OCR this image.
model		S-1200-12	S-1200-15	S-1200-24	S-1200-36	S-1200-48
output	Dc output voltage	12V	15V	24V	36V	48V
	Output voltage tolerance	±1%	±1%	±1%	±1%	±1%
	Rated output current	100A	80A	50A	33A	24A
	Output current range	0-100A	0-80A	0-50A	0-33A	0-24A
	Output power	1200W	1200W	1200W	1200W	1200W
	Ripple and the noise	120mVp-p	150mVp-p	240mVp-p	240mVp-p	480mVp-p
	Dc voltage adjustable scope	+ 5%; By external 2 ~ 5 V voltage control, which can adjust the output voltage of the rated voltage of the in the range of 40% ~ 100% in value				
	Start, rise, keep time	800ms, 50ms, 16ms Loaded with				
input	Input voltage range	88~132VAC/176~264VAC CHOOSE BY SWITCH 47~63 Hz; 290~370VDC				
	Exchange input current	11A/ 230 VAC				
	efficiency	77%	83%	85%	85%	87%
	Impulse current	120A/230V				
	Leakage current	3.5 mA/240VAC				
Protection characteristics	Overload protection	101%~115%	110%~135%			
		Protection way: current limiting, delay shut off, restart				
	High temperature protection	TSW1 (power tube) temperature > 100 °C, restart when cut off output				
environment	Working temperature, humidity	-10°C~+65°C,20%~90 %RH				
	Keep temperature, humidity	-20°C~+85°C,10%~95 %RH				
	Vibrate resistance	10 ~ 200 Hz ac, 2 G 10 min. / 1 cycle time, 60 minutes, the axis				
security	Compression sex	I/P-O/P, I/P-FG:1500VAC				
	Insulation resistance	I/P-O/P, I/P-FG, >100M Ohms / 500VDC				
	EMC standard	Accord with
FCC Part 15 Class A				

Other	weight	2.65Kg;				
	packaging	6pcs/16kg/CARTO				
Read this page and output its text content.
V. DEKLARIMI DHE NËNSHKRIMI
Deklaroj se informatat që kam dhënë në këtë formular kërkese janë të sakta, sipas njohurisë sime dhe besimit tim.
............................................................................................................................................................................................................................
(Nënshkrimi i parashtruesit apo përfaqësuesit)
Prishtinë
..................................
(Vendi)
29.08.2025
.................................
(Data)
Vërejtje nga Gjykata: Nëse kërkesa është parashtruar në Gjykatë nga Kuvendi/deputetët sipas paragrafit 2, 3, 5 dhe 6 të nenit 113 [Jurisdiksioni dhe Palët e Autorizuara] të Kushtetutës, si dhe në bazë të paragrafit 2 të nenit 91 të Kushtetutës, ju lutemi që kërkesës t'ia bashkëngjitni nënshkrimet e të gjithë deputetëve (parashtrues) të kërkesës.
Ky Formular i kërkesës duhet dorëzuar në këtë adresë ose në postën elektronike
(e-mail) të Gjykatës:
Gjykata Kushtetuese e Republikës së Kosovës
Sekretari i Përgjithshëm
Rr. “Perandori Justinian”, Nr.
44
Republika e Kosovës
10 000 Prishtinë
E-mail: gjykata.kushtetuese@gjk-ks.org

-----

■ Required task
Scan the listing above. Collect all lines with the word "voltage".

■ In response
output	Dc output voltage	12V	15V	24V	36V	48V
	Output voltage tolerance	±1%	±1%	±1%	±1%	±1%
	Dc voltage adjustable scope	+ 5%; By external 2 ~ 5 V voltage control, which can adjust the output voltage of the rated voltage of the in the range of 40% ~ 100% in value				
input	Input voltage range	88~132VAC/176~264VAC CHOOSE BY SWITCH 47~63 Hz; 290~370VDC				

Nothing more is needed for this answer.